◆ **AVAILABLE DATA**

+---+

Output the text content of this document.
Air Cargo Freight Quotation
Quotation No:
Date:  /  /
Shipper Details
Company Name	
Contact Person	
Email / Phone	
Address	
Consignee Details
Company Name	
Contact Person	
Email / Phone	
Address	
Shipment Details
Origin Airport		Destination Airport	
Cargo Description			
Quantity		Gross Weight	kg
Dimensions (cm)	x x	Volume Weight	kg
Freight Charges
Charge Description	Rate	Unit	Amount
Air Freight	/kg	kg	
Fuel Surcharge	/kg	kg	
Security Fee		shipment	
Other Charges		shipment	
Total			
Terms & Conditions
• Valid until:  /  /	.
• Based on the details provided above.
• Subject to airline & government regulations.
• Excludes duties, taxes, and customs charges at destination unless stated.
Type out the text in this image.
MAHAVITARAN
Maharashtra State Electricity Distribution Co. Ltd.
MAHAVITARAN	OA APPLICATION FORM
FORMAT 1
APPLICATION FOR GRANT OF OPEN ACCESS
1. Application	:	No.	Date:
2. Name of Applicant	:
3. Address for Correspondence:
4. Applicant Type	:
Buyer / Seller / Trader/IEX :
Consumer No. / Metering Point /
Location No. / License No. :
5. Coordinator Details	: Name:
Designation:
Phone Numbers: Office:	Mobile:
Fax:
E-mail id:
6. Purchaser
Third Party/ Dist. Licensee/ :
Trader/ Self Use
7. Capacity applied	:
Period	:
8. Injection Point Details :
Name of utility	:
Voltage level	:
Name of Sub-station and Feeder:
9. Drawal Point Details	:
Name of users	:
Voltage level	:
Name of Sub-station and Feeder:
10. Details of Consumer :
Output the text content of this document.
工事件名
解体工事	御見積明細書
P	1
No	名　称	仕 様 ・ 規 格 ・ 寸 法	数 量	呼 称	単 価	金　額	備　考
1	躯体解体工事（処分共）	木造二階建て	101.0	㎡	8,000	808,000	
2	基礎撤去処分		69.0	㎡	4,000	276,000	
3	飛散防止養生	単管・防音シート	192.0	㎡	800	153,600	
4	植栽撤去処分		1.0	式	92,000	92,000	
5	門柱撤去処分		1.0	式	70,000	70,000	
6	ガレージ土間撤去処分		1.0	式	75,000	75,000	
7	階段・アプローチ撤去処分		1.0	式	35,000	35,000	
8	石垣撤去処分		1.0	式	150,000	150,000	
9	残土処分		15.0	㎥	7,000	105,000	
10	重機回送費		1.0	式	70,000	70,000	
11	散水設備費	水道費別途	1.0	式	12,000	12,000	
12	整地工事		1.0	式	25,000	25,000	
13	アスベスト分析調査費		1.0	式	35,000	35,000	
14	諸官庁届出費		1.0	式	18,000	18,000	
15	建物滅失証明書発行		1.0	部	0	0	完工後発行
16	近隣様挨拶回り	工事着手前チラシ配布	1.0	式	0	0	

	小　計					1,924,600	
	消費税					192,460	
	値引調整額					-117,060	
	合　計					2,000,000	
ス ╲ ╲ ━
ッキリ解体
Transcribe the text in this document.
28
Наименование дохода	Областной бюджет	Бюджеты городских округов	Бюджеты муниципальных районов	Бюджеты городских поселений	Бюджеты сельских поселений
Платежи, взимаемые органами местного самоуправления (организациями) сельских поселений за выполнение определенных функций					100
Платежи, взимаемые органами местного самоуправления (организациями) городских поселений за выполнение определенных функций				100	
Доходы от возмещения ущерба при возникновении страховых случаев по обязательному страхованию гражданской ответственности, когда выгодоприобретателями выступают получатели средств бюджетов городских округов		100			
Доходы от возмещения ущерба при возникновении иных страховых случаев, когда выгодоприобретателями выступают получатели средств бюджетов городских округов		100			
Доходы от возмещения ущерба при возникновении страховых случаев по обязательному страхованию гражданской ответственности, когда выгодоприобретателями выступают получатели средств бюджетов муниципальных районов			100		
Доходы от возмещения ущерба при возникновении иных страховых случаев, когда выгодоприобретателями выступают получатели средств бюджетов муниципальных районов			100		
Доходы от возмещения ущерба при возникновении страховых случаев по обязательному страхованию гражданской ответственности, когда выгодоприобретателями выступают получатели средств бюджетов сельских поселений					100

+---+

◆ **INSTRUCTIONS TO FOLLOW**
Pick out the lines that contain "органами" and copy them.

◆ **EXPECTED ANSWER**
Платежи, взимаемые органами местного самоуправления (организациями) сельских поселений за выполнение определенных функций					100
Платежи, взимаемые органами местного самоуправления (организациями) городских поселений за выполнение определенных функций				100	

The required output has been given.